== What to do ==
From the records below, copy every line that contains the word "title".

== Listing ==
·····

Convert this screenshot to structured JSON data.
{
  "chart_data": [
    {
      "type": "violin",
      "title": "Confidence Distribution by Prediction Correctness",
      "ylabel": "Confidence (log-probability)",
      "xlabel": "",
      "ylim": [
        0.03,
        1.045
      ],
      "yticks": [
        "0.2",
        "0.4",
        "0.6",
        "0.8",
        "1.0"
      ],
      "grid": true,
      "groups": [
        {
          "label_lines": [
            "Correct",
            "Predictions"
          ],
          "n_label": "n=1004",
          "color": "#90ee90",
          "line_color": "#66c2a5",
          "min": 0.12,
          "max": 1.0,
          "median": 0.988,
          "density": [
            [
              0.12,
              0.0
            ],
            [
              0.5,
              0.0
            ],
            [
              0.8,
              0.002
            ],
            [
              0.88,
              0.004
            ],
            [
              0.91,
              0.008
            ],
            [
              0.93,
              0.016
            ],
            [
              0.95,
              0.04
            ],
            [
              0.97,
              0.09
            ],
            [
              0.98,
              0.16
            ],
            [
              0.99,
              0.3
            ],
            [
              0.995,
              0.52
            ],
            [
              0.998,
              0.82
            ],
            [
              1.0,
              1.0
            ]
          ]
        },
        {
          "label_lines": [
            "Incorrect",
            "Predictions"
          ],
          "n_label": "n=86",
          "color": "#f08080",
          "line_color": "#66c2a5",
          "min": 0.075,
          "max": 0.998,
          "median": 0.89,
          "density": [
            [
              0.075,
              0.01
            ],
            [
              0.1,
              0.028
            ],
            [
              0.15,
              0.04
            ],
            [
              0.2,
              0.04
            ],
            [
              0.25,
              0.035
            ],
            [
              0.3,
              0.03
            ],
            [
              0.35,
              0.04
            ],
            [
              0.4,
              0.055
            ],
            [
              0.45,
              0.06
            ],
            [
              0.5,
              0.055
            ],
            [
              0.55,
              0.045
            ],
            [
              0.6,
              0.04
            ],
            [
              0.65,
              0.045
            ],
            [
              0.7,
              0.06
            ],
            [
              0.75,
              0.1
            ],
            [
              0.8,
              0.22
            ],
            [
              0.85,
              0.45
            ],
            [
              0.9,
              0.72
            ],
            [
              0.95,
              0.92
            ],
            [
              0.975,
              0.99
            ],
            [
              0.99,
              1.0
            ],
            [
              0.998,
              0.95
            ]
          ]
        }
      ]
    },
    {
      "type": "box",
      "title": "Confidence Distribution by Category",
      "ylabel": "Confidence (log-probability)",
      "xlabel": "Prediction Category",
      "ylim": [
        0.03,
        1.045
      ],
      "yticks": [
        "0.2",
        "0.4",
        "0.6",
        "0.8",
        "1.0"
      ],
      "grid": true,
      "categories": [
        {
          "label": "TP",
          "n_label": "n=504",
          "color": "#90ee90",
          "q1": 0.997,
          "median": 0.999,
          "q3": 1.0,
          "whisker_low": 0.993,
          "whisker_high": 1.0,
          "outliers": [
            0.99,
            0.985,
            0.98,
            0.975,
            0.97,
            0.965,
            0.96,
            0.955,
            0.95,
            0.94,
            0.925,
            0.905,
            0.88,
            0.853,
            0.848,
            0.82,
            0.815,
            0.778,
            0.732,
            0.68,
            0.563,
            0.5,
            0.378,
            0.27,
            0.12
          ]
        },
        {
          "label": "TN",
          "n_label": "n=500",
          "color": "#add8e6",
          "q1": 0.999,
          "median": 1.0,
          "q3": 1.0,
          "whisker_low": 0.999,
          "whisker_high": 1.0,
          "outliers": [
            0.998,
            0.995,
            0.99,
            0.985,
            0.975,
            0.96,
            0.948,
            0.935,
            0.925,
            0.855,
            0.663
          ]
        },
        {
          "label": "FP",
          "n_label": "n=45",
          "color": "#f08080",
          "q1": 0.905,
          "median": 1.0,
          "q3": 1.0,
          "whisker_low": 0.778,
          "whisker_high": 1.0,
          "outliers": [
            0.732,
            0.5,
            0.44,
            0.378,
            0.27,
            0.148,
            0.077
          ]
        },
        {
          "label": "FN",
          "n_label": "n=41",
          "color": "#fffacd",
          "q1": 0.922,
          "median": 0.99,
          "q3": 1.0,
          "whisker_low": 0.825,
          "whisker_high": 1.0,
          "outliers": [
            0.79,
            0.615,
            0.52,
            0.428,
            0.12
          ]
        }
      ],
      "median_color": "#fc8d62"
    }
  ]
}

·····

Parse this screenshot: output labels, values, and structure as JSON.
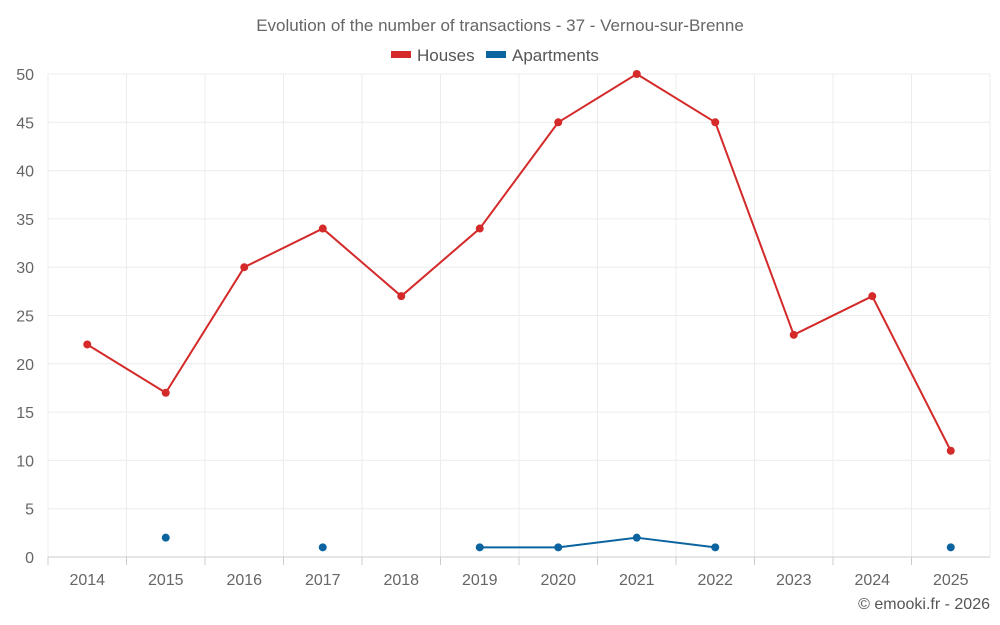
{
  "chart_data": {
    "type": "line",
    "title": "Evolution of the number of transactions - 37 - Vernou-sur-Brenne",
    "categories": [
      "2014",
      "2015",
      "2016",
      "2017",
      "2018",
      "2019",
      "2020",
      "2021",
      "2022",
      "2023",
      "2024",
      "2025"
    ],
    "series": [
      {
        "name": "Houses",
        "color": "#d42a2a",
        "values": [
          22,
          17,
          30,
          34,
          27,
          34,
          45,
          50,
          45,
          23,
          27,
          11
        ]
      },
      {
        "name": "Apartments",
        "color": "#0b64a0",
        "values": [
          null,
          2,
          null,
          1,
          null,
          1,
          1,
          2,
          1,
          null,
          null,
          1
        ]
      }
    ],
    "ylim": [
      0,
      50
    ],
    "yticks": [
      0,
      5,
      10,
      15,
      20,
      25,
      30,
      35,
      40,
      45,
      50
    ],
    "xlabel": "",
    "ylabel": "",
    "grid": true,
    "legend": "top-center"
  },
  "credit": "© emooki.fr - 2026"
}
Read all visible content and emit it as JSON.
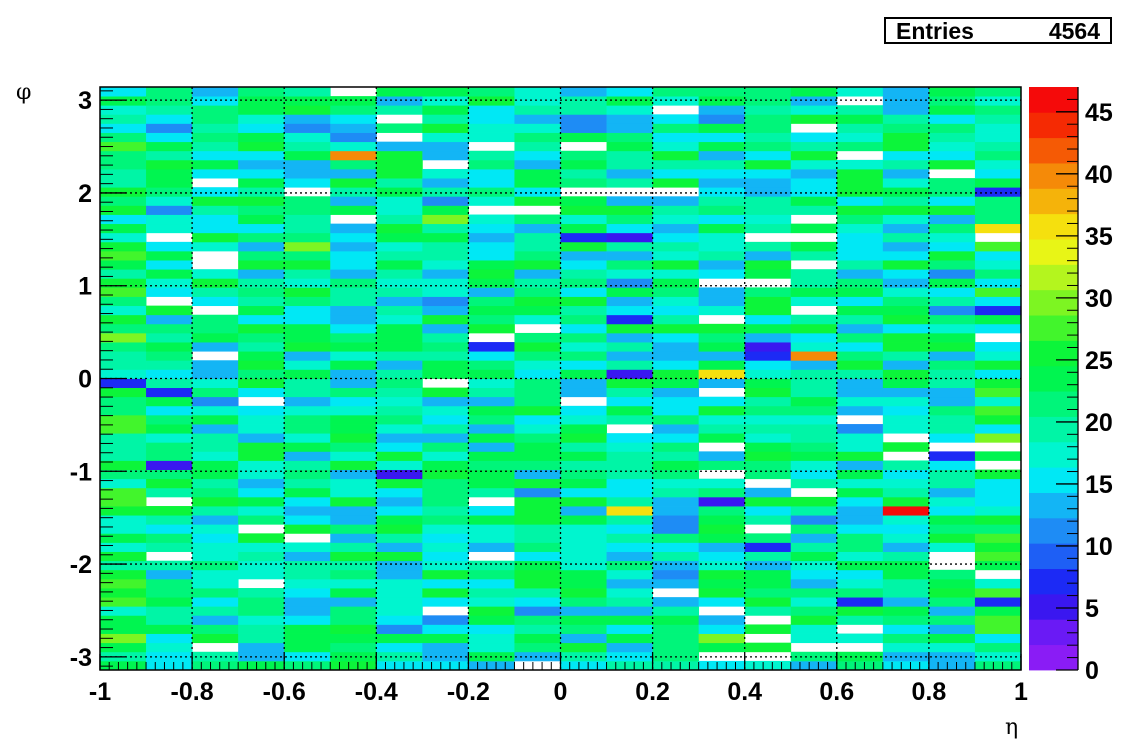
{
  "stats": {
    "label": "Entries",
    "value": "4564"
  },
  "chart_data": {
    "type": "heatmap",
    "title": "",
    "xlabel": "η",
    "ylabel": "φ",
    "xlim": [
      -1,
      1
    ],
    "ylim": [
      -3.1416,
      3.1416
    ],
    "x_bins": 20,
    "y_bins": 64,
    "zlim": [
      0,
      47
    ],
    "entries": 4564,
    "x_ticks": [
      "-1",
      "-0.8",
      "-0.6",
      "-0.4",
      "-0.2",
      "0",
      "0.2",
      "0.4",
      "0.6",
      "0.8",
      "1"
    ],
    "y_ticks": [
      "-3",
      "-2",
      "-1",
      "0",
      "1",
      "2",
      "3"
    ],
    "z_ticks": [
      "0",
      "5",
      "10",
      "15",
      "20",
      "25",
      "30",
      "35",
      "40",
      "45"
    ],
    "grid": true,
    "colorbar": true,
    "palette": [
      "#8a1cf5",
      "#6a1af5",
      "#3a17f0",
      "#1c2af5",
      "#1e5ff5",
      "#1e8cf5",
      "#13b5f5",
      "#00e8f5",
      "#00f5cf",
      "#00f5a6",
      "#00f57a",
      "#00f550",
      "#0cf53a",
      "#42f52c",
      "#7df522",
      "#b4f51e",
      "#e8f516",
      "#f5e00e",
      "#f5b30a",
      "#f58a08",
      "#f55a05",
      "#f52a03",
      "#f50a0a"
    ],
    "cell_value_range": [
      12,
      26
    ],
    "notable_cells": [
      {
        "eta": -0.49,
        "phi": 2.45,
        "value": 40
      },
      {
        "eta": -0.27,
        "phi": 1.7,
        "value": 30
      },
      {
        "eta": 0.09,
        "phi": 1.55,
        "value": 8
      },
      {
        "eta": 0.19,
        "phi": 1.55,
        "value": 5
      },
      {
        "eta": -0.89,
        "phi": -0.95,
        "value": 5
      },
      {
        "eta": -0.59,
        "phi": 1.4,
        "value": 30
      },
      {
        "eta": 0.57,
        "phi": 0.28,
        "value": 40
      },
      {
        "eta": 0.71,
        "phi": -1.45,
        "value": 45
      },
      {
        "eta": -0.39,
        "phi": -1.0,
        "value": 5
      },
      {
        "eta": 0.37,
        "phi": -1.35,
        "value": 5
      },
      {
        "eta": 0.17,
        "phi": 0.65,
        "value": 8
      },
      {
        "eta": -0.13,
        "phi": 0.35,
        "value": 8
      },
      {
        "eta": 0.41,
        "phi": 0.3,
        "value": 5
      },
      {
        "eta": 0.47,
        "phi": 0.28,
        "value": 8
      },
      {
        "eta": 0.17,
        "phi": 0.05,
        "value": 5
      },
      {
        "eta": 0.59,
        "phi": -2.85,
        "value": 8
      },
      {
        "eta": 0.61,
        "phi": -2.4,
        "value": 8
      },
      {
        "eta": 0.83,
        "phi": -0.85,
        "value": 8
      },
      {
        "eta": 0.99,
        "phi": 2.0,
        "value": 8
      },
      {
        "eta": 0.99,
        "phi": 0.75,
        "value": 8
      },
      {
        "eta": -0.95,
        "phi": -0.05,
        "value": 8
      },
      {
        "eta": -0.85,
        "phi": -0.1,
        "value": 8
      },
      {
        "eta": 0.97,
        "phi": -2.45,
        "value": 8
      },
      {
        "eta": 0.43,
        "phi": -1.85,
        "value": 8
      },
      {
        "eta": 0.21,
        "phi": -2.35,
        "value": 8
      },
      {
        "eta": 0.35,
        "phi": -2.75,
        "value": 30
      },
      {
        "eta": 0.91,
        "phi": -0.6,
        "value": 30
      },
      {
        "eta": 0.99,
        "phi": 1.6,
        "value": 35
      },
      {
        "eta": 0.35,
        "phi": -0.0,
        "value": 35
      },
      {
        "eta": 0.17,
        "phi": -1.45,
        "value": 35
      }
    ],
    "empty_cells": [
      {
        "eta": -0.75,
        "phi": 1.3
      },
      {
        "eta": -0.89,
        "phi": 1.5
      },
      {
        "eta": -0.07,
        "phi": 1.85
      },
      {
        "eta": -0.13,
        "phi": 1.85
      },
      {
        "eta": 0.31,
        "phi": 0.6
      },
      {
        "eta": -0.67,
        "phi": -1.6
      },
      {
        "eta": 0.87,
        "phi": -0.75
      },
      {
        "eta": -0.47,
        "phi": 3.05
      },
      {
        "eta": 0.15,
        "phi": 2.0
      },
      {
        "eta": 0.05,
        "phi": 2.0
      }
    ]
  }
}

·····

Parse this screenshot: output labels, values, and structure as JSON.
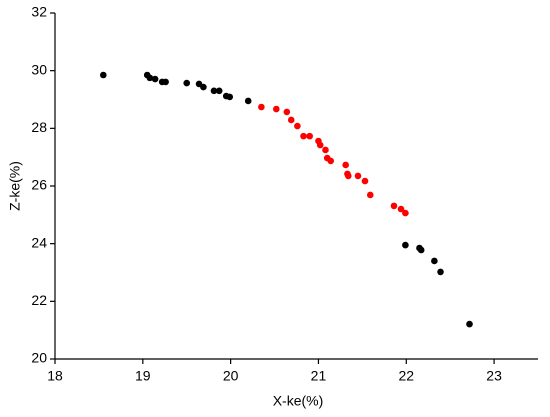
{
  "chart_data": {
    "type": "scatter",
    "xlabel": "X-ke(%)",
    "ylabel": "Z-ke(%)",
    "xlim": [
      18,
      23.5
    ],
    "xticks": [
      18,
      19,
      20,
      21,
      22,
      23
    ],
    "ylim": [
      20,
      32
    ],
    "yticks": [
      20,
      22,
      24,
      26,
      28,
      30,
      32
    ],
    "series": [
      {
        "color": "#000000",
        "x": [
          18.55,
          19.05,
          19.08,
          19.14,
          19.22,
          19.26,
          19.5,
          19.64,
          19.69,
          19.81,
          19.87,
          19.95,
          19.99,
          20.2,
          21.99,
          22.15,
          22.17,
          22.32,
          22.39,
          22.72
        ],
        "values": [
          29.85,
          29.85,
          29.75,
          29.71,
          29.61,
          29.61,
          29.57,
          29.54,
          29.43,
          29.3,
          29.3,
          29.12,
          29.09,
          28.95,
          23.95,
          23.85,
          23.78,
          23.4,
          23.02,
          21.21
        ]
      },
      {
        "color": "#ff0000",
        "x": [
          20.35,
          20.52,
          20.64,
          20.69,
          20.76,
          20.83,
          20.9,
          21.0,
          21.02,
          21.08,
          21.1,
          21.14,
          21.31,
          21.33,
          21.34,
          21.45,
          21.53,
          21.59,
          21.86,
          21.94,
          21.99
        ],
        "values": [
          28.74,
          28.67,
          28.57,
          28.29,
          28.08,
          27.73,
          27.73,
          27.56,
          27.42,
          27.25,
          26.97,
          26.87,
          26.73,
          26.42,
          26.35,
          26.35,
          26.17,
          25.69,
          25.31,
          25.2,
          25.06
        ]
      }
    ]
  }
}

·····

== Exercise output ==
      "title": "Confidence Distribution by Prediction Correctness",
      "title": "Confidence Distribution by Category",
    "title": "Evolution of the number of transactions - 37 - Vernou-sur-Brenne",
    "title": "",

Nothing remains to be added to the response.